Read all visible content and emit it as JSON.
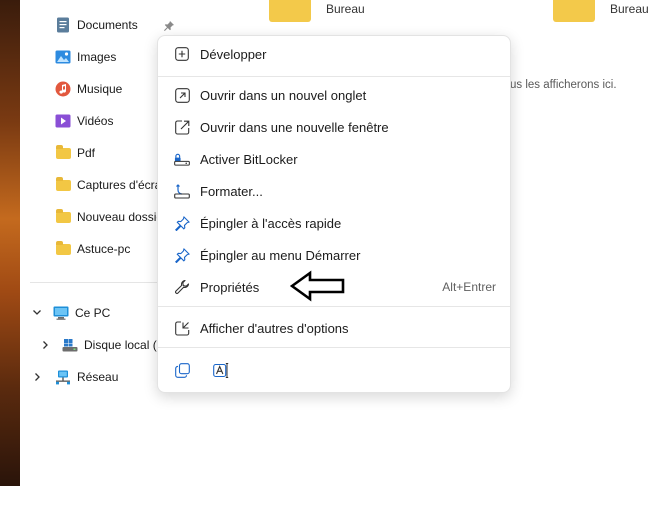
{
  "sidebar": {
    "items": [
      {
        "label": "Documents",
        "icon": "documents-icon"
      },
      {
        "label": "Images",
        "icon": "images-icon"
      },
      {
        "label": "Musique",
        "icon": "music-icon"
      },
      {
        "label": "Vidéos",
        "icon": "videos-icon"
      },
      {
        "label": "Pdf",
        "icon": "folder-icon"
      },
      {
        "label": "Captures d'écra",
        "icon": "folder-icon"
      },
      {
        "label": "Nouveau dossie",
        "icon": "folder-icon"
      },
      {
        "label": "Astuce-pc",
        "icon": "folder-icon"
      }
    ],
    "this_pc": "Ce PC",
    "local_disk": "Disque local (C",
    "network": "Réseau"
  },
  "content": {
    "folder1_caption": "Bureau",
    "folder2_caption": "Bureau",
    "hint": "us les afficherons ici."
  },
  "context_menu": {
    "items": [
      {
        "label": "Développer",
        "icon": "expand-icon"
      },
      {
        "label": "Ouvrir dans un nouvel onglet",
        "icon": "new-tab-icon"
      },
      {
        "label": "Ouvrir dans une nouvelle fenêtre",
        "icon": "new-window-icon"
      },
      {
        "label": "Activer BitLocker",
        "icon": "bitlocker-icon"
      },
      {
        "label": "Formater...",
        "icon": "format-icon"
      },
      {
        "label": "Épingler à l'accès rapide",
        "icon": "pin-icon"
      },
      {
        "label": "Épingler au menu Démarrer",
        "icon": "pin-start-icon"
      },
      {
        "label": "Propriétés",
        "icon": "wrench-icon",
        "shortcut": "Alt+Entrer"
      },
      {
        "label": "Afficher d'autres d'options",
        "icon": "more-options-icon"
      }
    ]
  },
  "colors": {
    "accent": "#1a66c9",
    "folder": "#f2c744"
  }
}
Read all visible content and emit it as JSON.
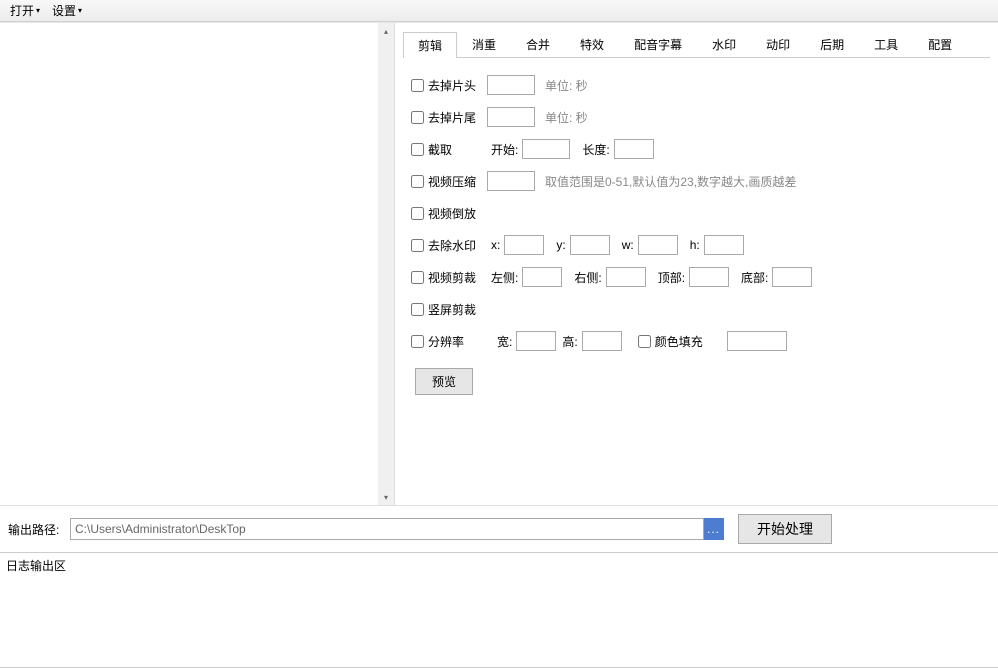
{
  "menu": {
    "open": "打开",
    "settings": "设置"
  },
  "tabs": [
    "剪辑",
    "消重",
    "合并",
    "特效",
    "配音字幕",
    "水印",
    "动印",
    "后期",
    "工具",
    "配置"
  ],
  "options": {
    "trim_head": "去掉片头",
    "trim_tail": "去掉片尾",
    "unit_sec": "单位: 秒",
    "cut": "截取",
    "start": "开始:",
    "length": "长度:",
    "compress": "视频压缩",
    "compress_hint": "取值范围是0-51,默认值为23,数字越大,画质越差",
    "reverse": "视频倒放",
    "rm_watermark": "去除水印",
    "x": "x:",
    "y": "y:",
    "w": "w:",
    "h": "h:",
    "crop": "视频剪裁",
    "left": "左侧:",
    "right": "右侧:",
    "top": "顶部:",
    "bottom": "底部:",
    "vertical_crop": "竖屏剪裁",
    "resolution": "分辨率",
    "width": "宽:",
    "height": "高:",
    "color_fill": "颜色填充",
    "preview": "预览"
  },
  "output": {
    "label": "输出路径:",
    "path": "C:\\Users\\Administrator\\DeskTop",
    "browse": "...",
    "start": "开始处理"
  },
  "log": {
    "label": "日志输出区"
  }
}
━━━━━━━━━━━━━━━━━━━━
Retype each record exactly as it stands, but do not include the pictures.

Exercise result:
Read all visible content and emit it as JSON.
{
  "sidebar": {
    "items": [
      {
        "label": "Documents",
        "icon": "documents-icon"
      },
      {
        "label": "Images",
        "icon": "images-icon"
      },
      {
        "label": "Musique",
        "icon": "music-icon"
      },
      {
        "label": "Vidéos",
        "icon": "videos-icon"
      },
      {
        "label": "Pdf",
        "icon": "folder-icon"
      },
      {
        "label": "Captures d'écra",
        "icon": "folder-icon"
      },
      {
        "label": "Nouveau dossie",
        "icon": "folder-icon"
      },
      {
        "label": "Astuce-pc",
        "icon": "folder-icon"
      }
    ],
    "this_pc": "Ce PC",
    "local_disk": "Disque local (C",
    "network": "Réseau"
  },
  "content": {
    "folder1_caption": "Bureau",
    "folder2_caption": "Bureau",
    "hint": "us les afficherons ici."
  },
  "context_menu": {
    "items": [
      {
        "label": "Développer",
        "icon": "expand-icon"
      },
      {
        "label": "Ouvrir dans un nouvel onglet",
        "icon": "new-tab-icon"
      },
      {
        "label": "Ouvrir dans une nouvelle fenêtre",
        "icon": "new-window-icon"
      },
      {
        "label": "Activer BitLocker",
        "icon": "bitlocker-icon"
      },
      {
        "label": "Formater...",
        "icon": "format-icon"
      },
      {
        "label": "Épingler à l'accès rapide",
        "icon": "pin-icon"
      },
      {
        "label": "Épingler au menu Démarrer",
        "icon": "pin-start-icon"
      },
      {
        "label": "Propriétés",
        "icon": "wrench-icon",
        "shortcut": "Alt+Entrer"
      },
      {
        "label": "Afficher d'autres d'options",
        "icon": "more-options-icon"
      }
    ]
  },
  "colors": {
    "accent": "#1a66c9",
    "folder": "#f2c744"
  }
}
Read all visible content and emit it as JSON.
{
  "menu": {
    "open": "打开",
    "settings": "设置"
  },
  "tabs": [
    "剪辑",
    "消重",
    "合并",
    "特效",
    "配音字幕",
    "水印",
    "动印",
    "后期",
    "工具",
    "配置"
  ],
  "options": {
    "trim_head": "去掉片头",
    "trim_tail": "去掉片尾",
    "unit_sec": "单位: 秒",
    "cut": "截取",
    "start": "开始:",
    "length": "长度:",
    "compress": "视频压缩",
    "compress_hint": "取值范围是0-51,默认值为23,数字越大,画质越差",
    "reverse": "视频倒放",
    "rm_watermark": "去除水印",
    "x": "x:",
    "y": "y:",
    "w": "w:",
    "h": "h:",
    "crop": "视频剪裁",
    "left": "左侧:",
    "right": "右侧:",
    "top": "顶部:",
    "bottom": "底部:",
    "vertical_crop": "竖屏剪裁",
    "resolution": "分辨率",
    "width": "宽:",
    "height": "高:",
    "color_fill": "颜色填充",
    "preview": "预览"
  },
  "output": {
    "label": "输出路径:",
    "path": "C:\\Users\\Administrator\\DeskTop",
    "browse": "...",
    "start": "开始处理"
  },
  "log": {
    "label": "日志输出区"
  }
}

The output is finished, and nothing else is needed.